--- START ---

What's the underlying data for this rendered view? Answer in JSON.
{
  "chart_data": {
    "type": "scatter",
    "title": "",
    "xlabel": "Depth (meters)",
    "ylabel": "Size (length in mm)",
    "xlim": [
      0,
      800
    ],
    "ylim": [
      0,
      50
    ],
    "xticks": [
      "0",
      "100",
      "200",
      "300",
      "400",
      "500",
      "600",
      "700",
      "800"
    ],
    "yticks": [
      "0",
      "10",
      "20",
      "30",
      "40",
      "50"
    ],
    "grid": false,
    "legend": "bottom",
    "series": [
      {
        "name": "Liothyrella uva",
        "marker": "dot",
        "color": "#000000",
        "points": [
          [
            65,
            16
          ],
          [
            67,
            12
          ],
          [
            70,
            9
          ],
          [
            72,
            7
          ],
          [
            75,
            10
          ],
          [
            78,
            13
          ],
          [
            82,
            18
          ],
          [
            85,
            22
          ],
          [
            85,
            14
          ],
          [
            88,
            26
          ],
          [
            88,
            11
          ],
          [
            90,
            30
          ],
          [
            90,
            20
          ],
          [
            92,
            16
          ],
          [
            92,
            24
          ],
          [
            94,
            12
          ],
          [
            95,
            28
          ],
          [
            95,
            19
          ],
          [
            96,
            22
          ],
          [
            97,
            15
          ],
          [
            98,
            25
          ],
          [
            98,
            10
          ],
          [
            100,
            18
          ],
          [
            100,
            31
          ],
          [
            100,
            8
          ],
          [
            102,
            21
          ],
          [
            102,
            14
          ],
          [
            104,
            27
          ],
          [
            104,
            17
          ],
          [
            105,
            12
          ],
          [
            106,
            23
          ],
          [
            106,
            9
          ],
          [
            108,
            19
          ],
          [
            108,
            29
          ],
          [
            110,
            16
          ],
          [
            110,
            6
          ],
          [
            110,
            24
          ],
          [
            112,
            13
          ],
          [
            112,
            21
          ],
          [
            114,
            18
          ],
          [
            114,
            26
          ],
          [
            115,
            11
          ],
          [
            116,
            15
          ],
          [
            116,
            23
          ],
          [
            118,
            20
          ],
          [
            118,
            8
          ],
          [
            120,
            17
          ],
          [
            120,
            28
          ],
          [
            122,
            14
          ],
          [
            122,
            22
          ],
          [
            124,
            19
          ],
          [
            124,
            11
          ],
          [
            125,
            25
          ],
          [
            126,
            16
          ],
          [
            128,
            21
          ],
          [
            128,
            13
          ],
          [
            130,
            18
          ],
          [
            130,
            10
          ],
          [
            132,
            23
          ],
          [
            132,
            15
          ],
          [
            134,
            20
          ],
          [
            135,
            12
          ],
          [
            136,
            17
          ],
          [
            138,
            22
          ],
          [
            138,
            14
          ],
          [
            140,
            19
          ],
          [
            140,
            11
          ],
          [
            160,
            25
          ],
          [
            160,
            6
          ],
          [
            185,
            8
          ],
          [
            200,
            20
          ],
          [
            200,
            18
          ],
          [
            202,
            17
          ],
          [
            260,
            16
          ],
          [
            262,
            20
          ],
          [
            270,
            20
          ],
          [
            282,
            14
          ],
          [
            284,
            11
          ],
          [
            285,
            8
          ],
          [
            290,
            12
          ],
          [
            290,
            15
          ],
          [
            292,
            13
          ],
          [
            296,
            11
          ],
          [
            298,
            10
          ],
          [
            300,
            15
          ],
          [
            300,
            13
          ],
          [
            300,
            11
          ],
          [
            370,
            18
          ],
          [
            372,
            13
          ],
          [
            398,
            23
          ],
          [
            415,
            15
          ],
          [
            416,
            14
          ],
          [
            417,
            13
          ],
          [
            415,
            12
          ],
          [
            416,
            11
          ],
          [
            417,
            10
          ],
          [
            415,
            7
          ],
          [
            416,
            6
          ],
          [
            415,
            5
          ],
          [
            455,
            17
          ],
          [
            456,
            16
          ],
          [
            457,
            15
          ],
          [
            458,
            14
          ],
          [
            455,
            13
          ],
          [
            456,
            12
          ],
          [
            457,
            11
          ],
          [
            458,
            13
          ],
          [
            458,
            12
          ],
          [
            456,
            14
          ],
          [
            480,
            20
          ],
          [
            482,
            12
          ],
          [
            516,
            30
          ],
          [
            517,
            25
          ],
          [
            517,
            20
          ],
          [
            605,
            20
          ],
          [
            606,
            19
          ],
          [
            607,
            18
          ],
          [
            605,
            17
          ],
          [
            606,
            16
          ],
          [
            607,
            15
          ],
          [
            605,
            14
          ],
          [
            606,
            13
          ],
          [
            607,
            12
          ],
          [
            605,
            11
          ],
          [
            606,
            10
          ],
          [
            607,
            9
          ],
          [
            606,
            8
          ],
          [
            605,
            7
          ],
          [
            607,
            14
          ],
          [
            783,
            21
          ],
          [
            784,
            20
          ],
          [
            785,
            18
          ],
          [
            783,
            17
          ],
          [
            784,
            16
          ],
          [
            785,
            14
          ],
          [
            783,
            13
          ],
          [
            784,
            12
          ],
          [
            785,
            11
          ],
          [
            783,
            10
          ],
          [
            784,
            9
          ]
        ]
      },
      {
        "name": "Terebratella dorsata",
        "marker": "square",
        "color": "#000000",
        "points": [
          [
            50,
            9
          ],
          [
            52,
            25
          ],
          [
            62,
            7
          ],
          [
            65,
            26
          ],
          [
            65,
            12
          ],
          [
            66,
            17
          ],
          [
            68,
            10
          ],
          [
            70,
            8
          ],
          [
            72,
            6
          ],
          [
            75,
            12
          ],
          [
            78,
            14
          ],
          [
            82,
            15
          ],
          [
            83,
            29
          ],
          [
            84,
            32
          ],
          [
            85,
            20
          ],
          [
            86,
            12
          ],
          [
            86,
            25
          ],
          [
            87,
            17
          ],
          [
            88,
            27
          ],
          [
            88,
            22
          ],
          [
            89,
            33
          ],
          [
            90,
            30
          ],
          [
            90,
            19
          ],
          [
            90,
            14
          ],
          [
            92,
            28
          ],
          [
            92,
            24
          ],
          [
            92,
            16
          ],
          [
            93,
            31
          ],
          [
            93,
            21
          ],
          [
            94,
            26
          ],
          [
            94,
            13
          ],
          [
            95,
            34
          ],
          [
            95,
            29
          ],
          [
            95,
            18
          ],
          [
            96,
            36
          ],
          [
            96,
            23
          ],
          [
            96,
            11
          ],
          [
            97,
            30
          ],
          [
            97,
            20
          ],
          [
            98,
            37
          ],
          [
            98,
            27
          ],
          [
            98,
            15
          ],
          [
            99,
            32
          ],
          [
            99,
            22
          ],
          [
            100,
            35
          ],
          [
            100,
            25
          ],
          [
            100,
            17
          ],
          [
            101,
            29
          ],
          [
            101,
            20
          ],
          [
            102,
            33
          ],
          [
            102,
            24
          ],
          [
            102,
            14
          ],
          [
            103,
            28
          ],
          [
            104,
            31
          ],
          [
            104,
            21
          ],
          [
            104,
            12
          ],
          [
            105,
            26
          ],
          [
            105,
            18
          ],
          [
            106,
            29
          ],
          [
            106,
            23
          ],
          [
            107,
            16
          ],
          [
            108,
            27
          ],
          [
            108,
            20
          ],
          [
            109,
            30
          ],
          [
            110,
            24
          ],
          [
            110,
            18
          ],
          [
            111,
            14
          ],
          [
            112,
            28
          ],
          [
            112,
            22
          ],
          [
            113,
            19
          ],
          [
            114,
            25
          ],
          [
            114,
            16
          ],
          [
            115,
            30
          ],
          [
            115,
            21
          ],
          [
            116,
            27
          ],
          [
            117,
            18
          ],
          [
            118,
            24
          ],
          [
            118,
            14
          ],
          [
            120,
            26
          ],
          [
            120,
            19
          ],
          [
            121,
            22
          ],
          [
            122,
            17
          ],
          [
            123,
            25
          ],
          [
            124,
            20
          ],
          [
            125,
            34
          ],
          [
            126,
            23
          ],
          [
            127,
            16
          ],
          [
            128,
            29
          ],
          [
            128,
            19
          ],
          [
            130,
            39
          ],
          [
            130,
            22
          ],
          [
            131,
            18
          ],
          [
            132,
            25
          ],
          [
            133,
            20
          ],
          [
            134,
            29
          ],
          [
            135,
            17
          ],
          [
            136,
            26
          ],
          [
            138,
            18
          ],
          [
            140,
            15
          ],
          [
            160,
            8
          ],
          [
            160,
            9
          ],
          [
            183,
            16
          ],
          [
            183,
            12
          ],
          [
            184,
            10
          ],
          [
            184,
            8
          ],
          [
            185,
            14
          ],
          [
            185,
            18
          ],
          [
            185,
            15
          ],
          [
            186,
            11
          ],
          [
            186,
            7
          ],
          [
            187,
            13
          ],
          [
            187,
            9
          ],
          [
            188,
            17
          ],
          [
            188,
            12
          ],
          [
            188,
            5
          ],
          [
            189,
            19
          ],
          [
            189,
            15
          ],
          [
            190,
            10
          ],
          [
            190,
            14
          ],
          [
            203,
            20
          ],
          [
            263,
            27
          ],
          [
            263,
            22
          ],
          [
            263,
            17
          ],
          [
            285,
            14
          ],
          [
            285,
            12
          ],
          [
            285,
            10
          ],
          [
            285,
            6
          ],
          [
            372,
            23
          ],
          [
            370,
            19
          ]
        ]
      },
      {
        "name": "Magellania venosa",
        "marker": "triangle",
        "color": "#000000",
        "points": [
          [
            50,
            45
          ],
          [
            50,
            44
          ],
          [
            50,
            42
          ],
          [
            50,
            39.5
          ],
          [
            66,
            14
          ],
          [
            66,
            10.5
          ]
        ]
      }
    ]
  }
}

--- END ---

Report every line in the data above in which the word "name" appears.

## Correct response
        "name": "Liothyrella uva",
        "name": "Terebratella dorsata",
        "name": "Magellania venosa",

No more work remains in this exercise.